'''
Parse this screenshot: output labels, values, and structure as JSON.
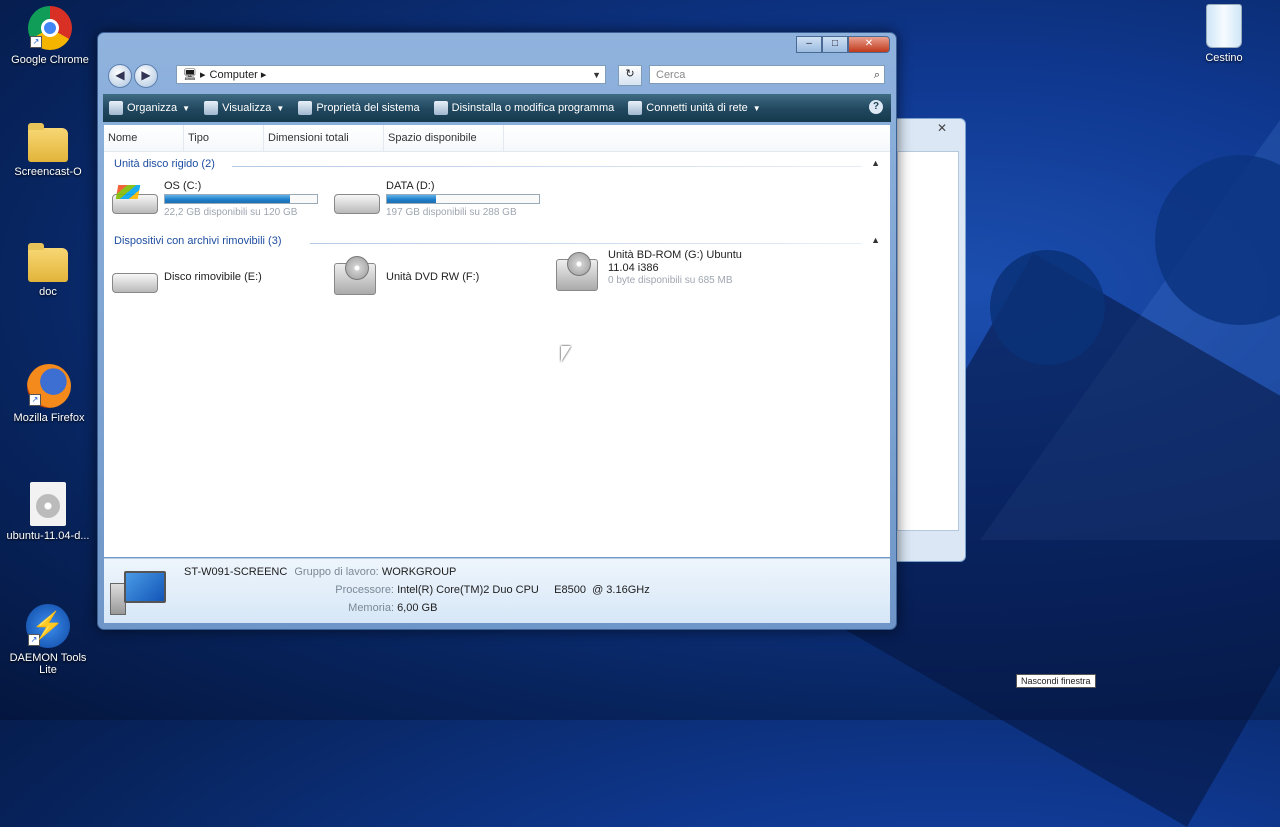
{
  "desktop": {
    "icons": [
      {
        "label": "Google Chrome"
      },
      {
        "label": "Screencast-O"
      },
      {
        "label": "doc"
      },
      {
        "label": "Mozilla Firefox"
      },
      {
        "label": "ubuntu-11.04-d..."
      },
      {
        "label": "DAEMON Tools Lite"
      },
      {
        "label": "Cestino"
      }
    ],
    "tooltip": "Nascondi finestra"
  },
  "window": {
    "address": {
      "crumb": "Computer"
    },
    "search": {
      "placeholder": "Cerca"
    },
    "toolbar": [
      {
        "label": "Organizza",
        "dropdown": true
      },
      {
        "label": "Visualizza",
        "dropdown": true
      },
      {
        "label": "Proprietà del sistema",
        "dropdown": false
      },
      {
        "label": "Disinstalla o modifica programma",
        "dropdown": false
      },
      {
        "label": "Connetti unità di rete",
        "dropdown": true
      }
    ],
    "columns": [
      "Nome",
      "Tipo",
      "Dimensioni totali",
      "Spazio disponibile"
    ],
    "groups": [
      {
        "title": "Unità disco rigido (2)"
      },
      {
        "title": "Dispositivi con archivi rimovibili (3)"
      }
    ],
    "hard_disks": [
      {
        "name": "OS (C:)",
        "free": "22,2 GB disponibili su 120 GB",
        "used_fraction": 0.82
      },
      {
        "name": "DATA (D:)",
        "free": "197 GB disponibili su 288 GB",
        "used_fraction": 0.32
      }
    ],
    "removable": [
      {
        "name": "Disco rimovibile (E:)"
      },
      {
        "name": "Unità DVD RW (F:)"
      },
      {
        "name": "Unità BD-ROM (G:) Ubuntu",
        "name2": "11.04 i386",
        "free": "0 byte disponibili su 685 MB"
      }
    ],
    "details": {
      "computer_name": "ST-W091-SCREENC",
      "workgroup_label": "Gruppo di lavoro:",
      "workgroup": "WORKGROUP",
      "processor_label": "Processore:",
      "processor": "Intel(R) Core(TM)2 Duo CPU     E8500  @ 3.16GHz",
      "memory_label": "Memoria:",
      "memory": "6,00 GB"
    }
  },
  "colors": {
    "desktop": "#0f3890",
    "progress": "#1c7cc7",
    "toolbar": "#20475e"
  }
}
'''
'''
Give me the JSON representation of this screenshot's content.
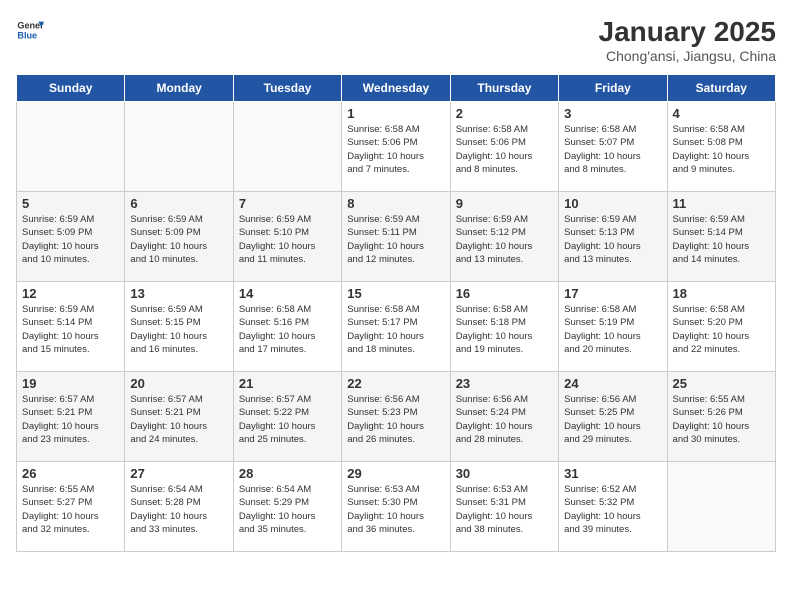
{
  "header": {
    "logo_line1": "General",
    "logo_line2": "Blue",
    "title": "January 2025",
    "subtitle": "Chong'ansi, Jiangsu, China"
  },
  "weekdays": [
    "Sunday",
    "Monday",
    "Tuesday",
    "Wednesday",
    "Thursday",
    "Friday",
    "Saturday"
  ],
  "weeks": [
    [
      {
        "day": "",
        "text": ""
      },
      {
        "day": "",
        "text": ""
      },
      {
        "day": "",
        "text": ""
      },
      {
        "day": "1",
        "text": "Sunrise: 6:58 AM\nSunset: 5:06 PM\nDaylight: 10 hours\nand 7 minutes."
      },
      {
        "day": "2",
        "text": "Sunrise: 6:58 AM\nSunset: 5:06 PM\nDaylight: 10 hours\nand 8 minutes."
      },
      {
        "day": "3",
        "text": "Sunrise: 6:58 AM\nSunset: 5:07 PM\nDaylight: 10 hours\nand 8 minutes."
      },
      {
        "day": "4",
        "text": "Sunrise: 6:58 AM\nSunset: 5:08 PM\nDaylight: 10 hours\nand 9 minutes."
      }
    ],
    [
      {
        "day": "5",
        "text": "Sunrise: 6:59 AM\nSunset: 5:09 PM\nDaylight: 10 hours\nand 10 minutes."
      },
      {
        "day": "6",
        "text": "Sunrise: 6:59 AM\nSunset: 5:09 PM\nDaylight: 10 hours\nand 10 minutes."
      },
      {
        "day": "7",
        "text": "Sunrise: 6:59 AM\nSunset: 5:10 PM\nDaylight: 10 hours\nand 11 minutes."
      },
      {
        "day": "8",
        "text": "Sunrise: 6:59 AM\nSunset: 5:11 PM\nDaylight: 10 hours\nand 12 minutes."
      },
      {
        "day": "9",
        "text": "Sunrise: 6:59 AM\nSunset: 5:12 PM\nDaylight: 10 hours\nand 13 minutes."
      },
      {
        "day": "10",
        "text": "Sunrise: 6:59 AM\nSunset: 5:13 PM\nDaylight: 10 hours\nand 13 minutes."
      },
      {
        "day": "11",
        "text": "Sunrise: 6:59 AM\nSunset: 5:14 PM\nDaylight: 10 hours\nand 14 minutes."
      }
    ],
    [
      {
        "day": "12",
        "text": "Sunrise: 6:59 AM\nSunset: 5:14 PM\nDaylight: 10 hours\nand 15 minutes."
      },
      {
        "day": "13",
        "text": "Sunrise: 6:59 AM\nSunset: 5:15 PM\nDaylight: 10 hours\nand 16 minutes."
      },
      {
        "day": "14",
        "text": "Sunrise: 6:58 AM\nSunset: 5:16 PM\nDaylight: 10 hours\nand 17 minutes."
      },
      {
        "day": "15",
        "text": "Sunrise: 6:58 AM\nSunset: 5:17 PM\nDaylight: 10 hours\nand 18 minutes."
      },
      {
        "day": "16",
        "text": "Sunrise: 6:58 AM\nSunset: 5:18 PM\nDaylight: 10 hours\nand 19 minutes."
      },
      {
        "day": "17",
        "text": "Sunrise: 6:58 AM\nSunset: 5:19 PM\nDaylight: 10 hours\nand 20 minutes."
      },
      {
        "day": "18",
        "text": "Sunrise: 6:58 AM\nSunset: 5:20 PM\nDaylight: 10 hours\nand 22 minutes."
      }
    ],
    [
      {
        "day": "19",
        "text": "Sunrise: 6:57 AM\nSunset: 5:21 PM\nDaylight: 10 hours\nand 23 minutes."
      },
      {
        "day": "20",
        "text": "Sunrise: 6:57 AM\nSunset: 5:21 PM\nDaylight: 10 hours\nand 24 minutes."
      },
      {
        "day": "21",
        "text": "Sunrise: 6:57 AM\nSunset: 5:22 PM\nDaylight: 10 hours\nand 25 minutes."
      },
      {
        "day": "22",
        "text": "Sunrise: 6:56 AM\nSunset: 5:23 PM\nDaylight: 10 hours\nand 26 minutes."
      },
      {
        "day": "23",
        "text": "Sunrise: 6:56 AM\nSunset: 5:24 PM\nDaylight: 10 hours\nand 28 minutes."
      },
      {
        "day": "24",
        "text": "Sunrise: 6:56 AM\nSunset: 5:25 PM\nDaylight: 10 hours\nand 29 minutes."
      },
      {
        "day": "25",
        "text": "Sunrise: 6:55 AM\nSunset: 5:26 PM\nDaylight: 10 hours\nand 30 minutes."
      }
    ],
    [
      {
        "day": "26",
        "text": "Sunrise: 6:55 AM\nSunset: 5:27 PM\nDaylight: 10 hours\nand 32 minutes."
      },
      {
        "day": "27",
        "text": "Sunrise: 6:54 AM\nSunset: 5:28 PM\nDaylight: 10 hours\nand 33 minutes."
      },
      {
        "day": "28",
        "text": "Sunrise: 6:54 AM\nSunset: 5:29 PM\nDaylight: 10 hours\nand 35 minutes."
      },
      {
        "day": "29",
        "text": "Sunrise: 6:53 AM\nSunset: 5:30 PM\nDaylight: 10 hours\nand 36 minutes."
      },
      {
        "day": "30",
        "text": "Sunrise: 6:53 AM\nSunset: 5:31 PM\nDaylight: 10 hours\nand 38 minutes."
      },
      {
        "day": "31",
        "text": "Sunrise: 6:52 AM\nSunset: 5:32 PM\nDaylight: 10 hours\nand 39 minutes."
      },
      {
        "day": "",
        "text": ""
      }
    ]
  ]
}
'''
'''
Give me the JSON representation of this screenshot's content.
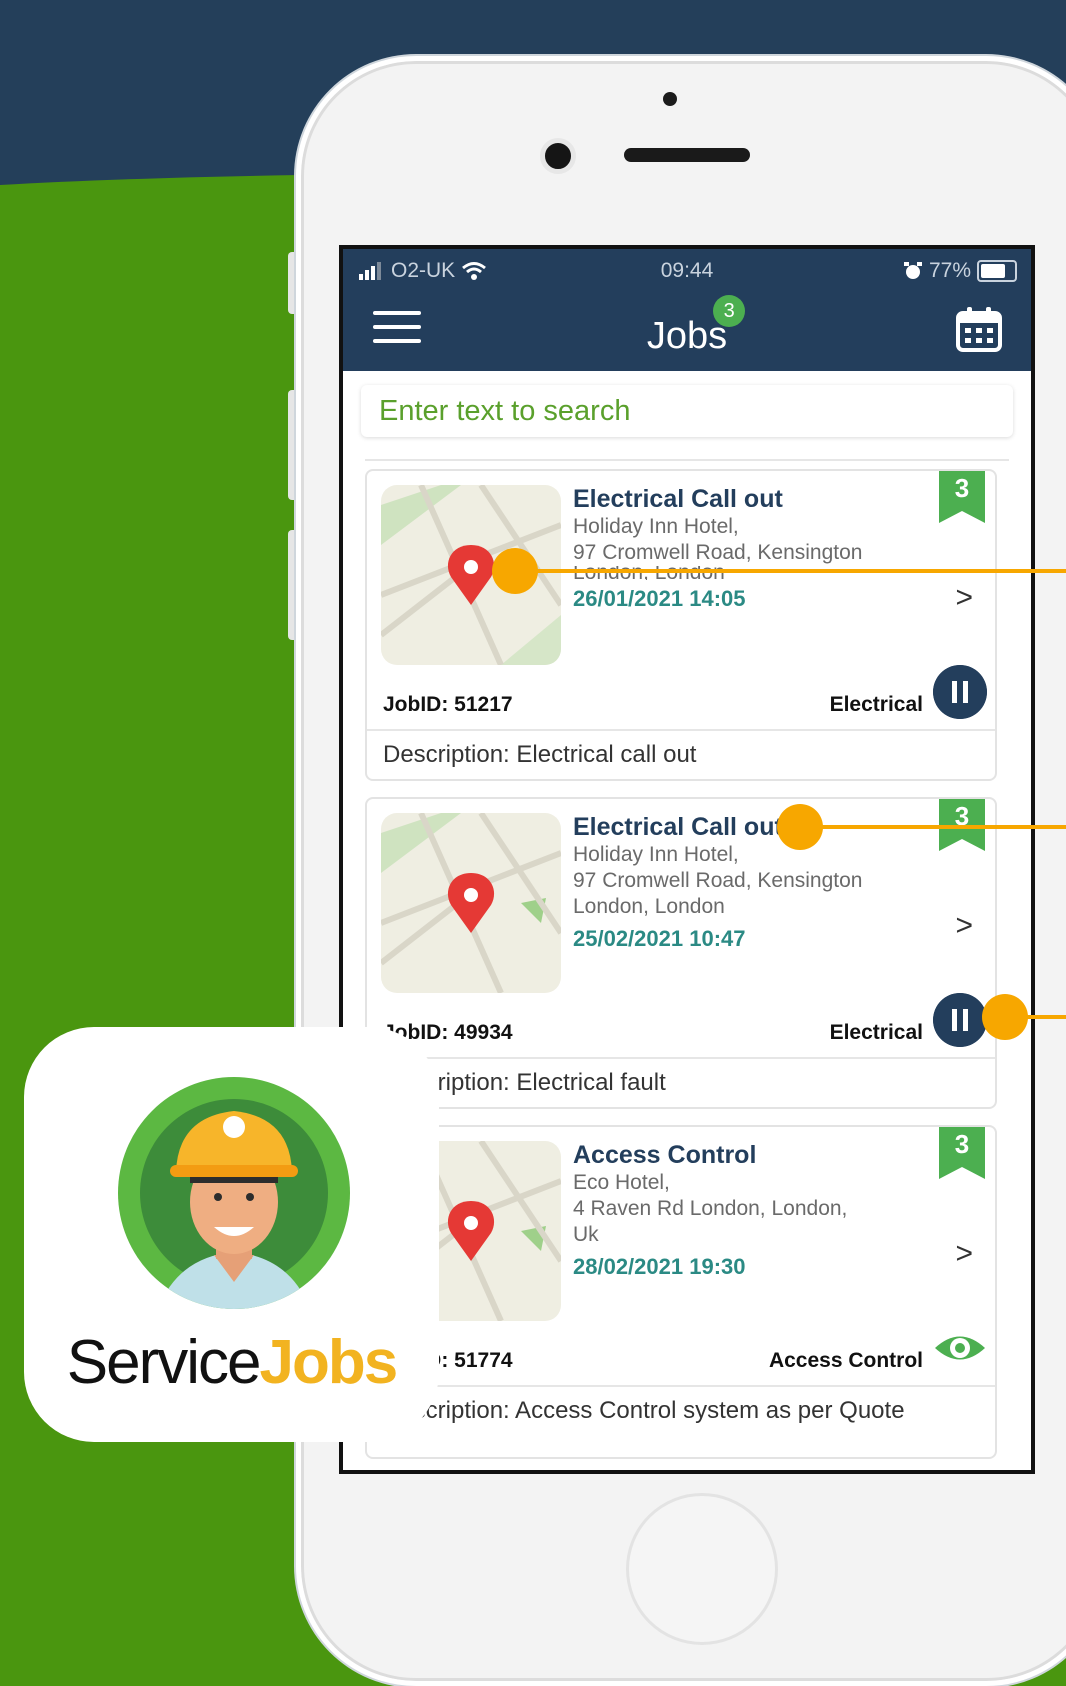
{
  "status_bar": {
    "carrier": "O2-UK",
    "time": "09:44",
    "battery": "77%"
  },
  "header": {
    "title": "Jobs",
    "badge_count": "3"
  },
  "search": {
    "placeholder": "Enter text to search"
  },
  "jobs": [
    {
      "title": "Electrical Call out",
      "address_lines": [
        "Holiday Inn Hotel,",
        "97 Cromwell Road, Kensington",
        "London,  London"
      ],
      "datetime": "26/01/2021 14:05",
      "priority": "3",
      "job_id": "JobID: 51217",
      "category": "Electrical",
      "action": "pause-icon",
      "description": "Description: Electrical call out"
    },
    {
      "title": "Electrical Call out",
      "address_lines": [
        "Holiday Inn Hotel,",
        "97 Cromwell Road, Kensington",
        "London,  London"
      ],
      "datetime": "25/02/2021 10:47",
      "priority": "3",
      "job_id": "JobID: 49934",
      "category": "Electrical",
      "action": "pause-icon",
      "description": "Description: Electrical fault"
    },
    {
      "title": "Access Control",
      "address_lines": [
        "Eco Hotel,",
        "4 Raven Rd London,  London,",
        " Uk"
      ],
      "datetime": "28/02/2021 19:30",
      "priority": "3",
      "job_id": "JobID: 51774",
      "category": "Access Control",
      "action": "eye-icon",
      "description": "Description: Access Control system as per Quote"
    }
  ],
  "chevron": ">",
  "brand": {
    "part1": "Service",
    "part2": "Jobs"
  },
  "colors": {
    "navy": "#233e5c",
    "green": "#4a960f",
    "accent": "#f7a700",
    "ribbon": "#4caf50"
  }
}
'''
Copy each line of the records above that carries the word "Description".

      "description": "Description: Electrical call out"
      "description": "Description: Electrical fault"
      "description": "Description: Access Control system as per Quote"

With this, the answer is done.